• **Problem to work on**:
From the entries below, copy every line that holds the word "Death".

• **Items from a dataset**:
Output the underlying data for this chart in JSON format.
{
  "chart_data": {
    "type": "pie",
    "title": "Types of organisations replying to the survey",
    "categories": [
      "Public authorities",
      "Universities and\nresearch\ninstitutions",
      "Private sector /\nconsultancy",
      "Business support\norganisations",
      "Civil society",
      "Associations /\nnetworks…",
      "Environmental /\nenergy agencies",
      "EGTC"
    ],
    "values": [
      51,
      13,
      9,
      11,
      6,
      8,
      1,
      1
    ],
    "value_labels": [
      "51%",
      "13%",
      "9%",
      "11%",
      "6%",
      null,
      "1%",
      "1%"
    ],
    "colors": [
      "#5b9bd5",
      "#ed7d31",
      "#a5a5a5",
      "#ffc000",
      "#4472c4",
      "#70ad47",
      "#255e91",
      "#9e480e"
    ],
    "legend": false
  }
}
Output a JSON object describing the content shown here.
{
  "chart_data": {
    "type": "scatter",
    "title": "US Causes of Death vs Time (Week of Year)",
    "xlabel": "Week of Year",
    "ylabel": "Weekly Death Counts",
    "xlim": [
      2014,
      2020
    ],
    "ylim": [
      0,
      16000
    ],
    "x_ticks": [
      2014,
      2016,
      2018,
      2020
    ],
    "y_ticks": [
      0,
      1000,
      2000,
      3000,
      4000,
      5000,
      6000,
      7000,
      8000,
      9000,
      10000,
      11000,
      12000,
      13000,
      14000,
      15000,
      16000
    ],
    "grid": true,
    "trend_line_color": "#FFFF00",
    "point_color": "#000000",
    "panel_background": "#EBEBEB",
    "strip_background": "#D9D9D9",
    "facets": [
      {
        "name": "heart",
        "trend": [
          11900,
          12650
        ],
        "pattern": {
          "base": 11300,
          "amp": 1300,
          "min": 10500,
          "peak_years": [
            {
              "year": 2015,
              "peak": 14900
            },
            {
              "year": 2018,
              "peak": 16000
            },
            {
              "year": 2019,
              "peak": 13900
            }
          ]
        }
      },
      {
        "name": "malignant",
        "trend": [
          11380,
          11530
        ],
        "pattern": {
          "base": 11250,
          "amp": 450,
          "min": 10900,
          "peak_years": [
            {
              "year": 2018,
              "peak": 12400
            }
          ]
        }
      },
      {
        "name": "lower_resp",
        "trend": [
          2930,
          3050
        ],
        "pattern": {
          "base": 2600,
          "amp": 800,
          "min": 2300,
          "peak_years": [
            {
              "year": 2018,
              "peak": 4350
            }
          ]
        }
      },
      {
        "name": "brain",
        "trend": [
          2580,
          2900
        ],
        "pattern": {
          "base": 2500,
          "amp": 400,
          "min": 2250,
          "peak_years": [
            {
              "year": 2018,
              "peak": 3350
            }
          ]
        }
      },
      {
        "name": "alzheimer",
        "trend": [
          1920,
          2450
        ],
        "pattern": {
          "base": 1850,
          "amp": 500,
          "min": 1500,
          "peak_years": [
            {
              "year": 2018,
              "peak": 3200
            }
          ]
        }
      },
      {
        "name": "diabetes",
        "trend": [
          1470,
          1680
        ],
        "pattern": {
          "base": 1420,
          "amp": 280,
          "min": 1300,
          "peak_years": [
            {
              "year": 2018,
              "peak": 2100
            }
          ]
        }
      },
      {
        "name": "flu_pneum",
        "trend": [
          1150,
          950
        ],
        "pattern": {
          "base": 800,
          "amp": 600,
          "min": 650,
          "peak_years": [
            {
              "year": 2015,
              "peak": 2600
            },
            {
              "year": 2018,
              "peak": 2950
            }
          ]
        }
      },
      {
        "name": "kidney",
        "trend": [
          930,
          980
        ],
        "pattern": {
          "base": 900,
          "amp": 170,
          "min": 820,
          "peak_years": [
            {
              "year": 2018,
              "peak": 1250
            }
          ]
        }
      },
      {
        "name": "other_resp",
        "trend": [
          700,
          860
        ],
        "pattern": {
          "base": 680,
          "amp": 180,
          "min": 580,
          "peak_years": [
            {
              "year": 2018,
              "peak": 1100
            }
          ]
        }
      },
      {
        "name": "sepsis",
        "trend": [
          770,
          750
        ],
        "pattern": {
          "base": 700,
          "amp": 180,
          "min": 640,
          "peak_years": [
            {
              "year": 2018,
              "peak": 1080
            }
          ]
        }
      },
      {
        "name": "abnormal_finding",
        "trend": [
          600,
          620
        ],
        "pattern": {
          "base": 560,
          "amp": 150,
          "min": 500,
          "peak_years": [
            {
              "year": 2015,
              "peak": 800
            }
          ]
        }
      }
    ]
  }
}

• **Result for this exercise**:
    "title": "US Causes of Death vs Time (Week of Year)",
    "ylabel": "Weekly Death Counts",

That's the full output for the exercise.